(Passage provided)
·····

Duddingston Kirk is a Parish Church in the Church of Scotland, located adjacent to Holyrood Park in Duddingston Village, on the east side of the City of Edinburgh. Regular services are held at the kirk, conducted by the minister, Rev Dr James A. P. Jack (from 2001).

History
Cassel identifies the building as being Anglo-Saxon (i.e pre Norman conquest).

The church was built in or around 1124 by Dodin, a Norman knight, on land granted to Kelso Abbey by King David I of Scotland. As originally built, the kirk consisted of the chancel, nave and square tower. The traditional pattern of an east–west axis was adopted. The original entrance on the south wall includes a particularly fine example of Scoto-Norman stone carving, with a round-topped doorway. Following the enlargement of the parish boundaries, the Prestonfield Aisle was added in 1631. This consists of a gallery, downstairs area and burial vaults were on the north side. In 1968 the kirk’s interior was reconditioned, with the former pipe organ removed.

The entrance to the kirkyard from Duddingston village is notable for its gatehouse, built as a lookout point to deter "bodysnatchers" in the early 19th century. The Edinburgh bodysnatchers, known as "resurrectionists," stole recently buried corpses to sell to anatomists, and, as in the notorious case of Burke and Hare, sometimes also resorted to murder.

Given its proximity to central Edinburgh, Duddingston has long been a favourite location for many of the city’s artists and professionals. The novelist Walter Scott was ordained an elder at Duddingston in 1806.

The kirk has also been used as a venue during the Edinburgh Festival Fringe.

Ministers
A famous and widely admired minister in the early 19th century  (1805–1840) was the Reverend John Thomson, a notable painter and friend of Raeburn and Turner. He referred to his parishioners (and large family) as "ma bairns"  and hence one possible explanation of the popular Scottish expression "We’re a' Jock Tamson’s bairns". [Note the plaque opposite the church.)

He was replaced in 1841 by James Macfarlane FRSE DD (1808-1866), who was Moderator of the General Assembly in 1865.

The succession of ministers since the Reformation was:

1560 to 1564 - William Blackwood one of the first men to be styled "vicar"
1564 to 1574 - John Brand
1574 to 1588 - Ninian Hamilton, "exhorter"
1611 to 1630 - Charles Lumsden married Beatrice Pont daughter of Robert Pont
1630 to 1633 - Robert Monteith of Salmonet rejoined the Roman Catholic Church and became Canon of Notre Dame, Paris
1633 to 1635 - Jasper Hume MA
1635 to 1639 - Archibald Newton MA
1641 to 1686 - Charles Lumsden (secundus)

·····

(What the exercise asks)
Carry on the passage about Duddingston Kirk from the point where it ends. The material that follows comes from a separate source.

(Supplied material)
·····

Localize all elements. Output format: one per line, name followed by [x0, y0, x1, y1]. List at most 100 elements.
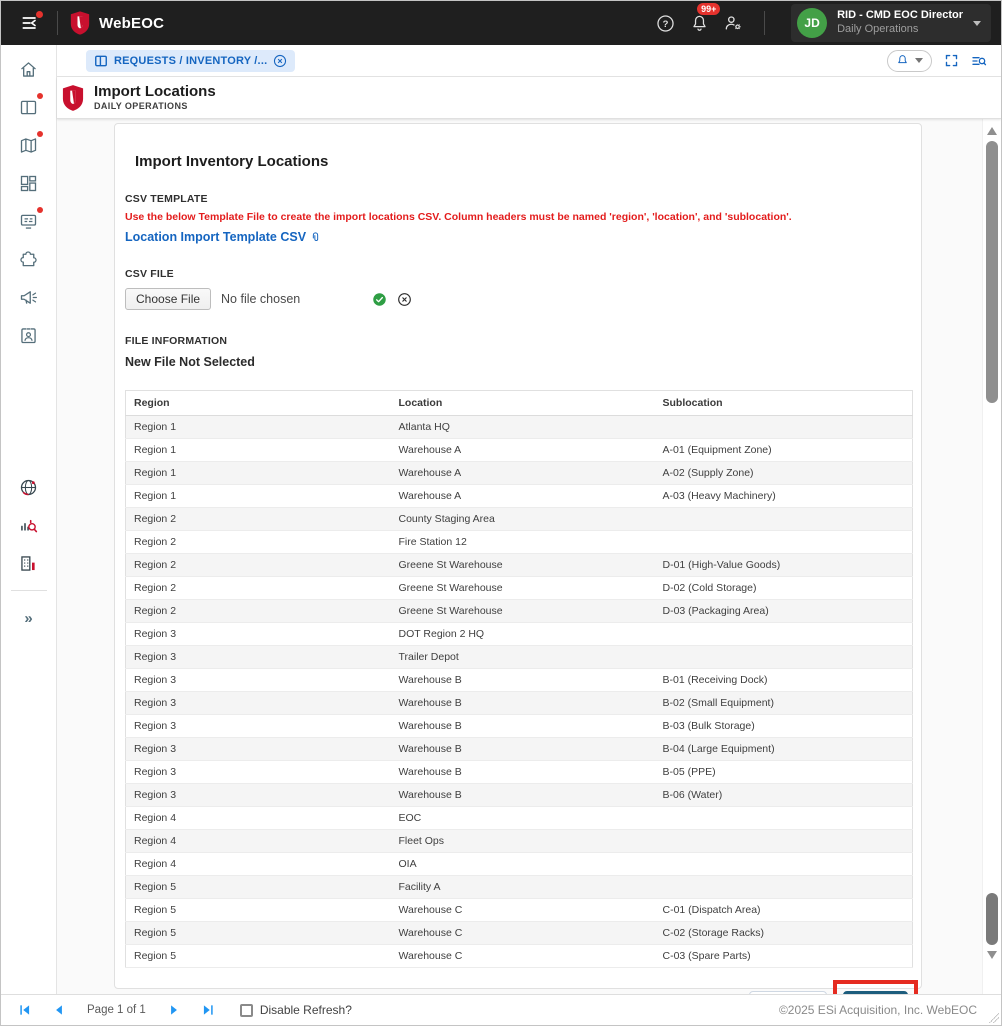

·····

(Reply to the exercise)
1681 to 1691 - Andrew Lumsden MA (1654-1733) son of preceding
1694 to 1704 - James Craig MA
1705 to 1754 - David Malcolm criticised for attending the wedding of George Drummond in Edinburgh
1744 to 1745 - Robert Pollock MA, later Principal of Marischal College in Aberdeen
1746 to 1785 - William Bennet (d.1785)
1786 to 1805 - William Bennet (d.1805) nephew of preceding - drowned in Duddingston Loch adjoining the church
1805 to 1840 - John Thomson (see above)
1841 to 1866 - James Macfarlane FRSE DD (1809-1866) Moderator in 1865
1866 to 1911 - John Allan Hunter Paton (1830-1911)
1903 to ? - William Serle

Stained Glass
The north triple window in the gallery is dedicated to Joan Carfrae, wife of the famous detective, Allan Pinkerton, who was born in Duddingston in 1822 and died in Chicago in 1887. The window is designed by Douglas Strachan.

The stained glass immediately east of the pulpit commemorates Dr Stevenson Macadam, an elder in the church.

Duddingston Kirkyard
Notable burials and memorials include:

William Henry Dick-Cunyngham VC (memorial only)
Rev David Thomas Ker Drummond
Benjamin Duff Dunbar (1808-1897)
Very Rev James Macfarlane
Very Rev Mackintosh MacKay (1792-1873) Moderator of the General Assembly of the Free Church of Scotland in 1849
Thomas Meik engineer
James Browne LLD is apparently in the base of the church tower.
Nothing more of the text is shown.